_Stored data entries_.
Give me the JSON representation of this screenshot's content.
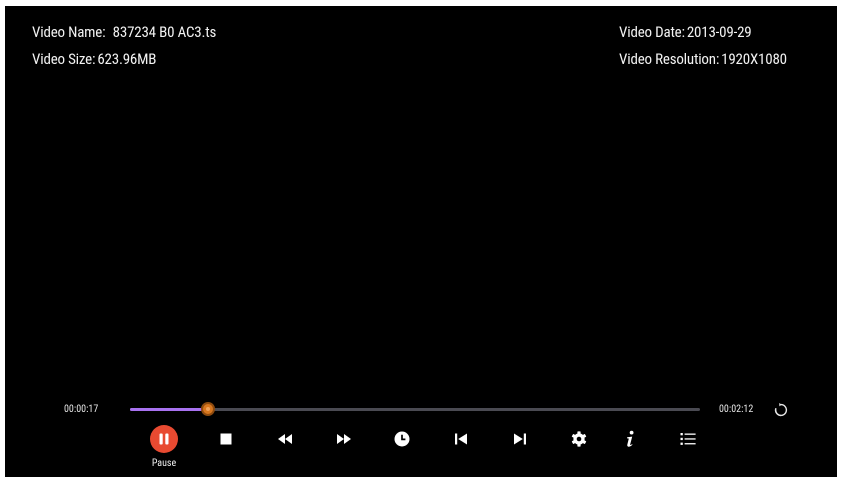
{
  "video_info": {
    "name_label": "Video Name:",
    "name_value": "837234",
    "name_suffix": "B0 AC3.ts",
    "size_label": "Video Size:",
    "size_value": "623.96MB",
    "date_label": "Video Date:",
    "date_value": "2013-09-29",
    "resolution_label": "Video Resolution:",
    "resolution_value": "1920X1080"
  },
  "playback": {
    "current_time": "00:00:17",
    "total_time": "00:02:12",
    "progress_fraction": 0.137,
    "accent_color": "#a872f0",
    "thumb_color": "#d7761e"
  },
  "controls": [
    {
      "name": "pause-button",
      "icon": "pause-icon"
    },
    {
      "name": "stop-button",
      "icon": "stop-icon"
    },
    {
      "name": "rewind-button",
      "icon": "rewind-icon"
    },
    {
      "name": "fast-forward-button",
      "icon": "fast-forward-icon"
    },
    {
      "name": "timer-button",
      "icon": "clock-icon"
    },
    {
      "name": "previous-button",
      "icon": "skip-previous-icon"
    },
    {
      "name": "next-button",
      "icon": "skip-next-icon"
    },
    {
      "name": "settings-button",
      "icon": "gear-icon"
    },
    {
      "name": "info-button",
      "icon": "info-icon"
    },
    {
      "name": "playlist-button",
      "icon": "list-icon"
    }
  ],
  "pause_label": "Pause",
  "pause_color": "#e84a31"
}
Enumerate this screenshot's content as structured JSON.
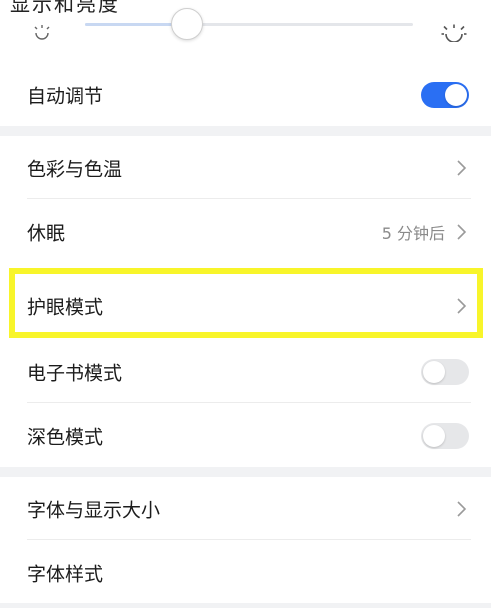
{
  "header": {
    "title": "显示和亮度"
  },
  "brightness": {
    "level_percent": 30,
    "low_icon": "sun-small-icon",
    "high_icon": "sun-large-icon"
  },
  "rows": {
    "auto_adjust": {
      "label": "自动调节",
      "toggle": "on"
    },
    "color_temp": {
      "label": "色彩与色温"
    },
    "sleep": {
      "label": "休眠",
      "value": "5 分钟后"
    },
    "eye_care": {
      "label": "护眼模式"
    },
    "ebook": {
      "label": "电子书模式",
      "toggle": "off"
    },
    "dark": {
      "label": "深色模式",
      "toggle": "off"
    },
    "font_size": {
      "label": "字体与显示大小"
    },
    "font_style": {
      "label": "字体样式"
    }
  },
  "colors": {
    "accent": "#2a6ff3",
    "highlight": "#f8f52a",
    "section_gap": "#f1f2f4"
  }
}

---

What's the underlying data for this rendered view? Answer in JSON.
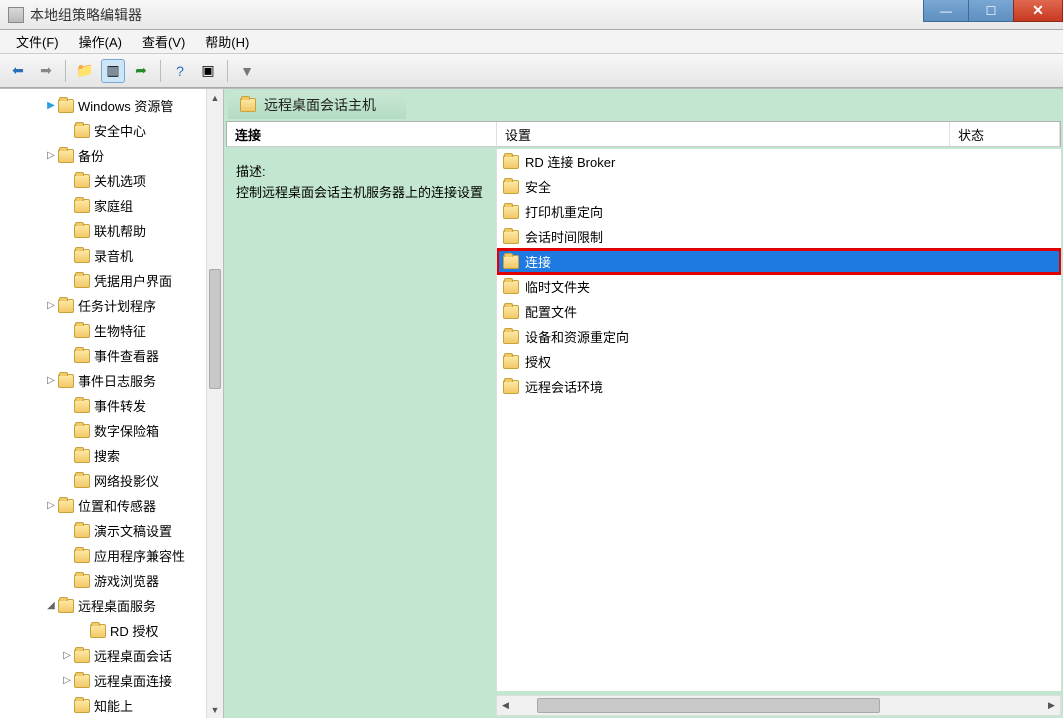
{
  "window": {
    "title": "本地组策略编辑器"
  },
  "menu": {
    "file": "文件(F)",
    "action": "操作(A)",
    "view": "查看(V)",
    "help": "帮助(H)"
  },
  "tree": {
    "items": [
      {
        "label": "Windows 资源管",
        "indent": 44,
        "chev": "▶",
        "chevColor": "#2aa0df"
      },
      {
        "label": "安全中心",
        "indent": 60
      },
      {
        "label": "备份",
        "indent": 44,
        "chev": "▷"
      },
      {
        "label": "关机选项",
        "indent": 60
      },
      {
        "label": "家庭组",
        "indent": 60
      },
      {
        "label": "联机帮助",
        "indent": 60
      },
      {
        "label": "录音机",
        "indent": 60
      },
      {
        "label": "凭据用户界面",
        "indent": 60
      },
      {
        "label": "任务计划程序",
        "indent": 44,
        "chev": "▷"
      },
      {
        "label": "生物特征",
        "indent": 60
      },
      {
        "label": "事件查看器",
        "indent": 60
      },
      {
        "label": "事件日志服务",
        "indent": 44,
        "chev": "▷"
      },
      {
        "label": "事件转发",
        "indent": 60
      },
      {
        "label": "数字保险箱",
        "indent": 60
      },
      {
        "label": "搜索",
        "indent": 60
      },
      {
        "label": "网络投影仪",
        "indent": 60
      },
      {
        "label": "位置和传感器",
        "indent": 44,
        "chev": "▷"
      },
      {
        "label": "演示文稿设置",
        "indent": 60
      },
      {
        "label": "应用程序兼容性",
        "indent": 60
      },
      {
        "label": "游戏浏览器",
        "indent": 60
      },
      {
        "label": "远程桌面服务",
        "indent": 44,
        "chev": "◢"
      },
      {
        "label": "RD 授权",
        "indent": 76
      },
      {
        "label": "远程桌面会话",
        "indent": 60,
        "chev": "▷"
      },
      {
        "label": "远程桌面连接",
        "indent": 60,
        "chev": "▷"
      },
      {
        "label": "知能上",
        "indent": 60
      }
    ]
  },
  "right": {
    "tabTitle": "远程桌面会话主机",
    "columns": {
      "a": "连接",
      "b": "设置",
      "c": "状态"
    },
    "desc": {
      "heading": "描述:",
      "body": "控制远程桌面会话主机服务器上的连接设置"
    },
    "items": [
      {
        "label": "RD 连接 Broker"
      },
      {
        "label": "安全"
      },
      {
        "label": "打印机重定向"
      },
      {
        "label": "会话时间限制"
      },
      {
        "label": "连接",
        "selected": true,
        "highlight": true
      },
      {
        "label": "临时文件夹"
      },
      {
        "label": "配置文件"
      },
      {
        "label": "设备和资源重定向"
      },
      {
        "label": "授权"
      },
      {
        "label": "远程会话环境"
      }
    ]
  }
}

* * *

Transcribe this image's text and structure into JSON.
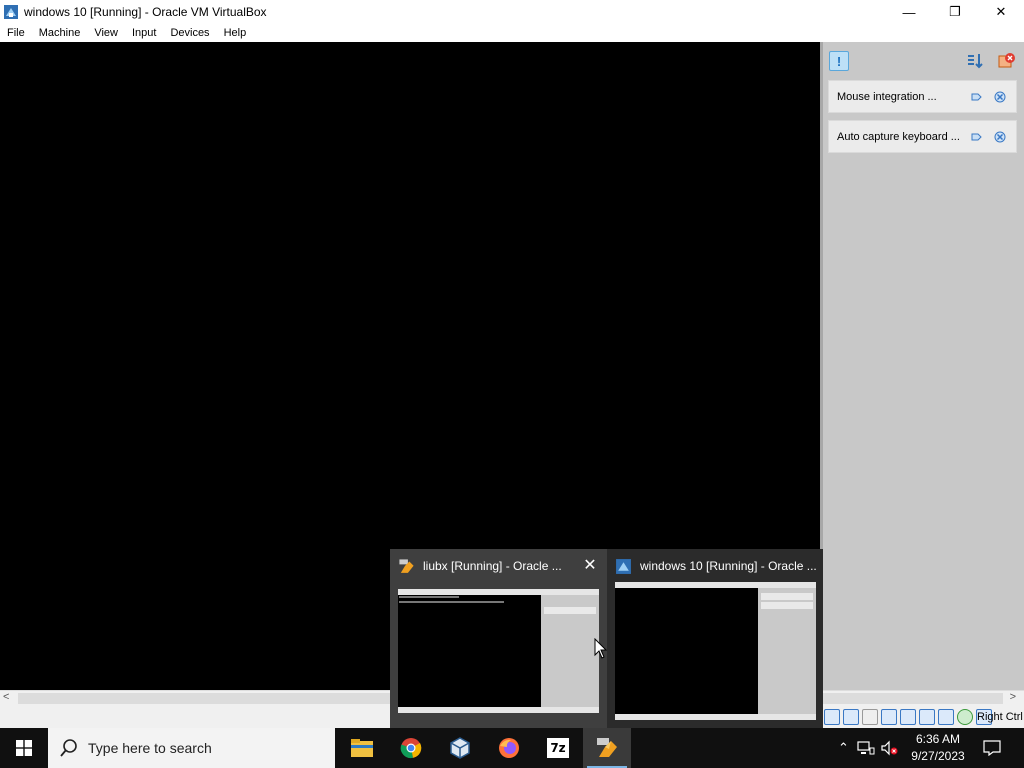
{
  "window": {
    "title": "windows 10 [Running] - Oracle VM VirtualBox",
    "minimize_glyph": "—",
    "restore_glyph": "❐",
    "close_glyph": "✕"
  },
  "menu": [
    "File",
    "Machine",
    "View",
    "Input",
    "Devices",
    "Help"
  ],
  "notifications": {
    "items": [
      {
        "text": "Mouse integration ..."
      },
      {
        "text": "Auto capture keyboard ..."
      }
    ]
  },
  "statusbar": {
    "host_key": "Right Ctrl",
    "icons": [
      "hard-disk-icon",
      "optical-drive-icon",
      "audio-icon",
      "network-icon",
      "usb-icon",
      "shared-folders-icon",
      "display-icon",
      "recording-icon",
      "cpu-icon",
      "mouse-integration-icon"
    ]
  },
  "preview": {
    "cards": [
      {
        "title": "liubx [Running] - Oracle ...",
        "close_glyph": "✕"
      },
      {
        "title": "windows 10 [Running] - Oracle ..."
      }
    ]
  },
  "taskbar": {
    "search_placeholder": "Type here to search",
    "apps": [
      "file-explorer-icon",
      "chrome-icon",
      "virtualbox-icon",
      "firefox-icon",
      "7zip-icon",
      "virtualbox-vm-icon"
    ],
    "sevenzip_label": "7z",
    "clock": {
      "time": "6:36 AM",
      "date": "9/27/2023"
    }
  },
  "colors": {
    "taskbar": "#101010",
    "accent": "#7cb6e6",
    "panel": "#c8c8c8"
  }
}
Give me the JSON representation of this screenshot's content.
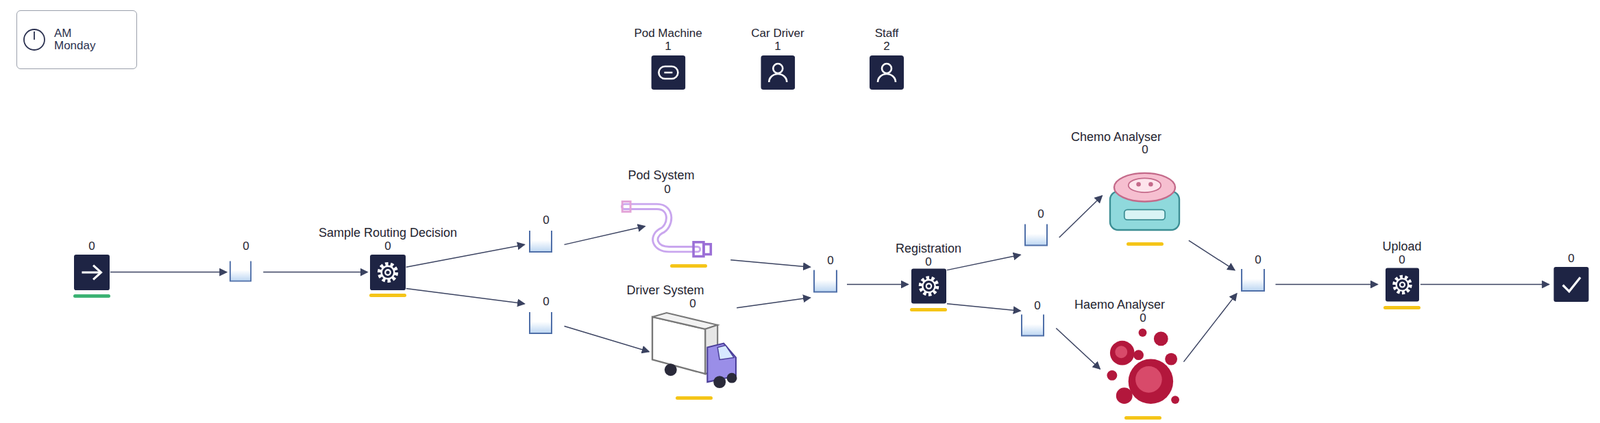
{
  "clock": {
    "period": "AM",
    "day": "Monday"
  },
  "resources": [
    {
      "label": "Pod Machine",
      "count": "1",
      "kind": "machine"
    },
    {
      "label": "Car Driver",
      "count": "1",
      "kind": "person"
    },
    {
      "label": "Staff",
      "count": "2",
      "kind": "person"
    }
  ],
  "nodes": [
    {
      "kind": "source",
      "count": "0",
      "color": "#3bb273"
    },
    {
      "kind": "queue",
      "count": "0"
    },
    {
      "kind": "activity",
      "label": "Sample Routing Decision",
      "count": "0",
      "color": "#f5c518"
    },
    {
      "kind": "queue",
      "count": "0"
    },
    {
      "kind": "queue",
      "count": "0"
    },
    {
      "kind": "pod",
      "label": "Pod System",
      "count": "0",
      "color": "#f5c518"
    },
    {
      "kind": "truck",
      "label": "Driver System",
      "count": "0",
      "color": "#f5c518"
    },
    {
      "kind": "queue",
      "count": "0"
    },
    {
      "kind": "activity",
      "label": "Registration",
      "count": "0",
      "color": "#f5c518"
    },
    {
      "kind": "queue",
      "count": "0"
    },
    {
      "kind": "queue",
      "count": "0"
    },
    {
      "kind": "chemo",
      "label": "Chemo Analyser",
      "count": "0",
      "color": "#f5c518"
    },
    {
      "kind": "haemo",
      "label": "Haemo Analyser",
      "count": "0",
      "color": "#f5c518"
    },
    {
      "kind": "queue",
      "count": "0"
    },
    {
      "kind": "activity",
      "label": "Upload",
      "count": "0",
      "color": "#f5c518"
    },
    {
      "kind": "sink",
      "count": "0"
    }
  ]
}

_AIM_.
Copy out every line of the material above that mentions the word "rewind".

_EXPECTED OUTPUT_.
      "name": "rewind-button",
      "icon": "rewind-icon"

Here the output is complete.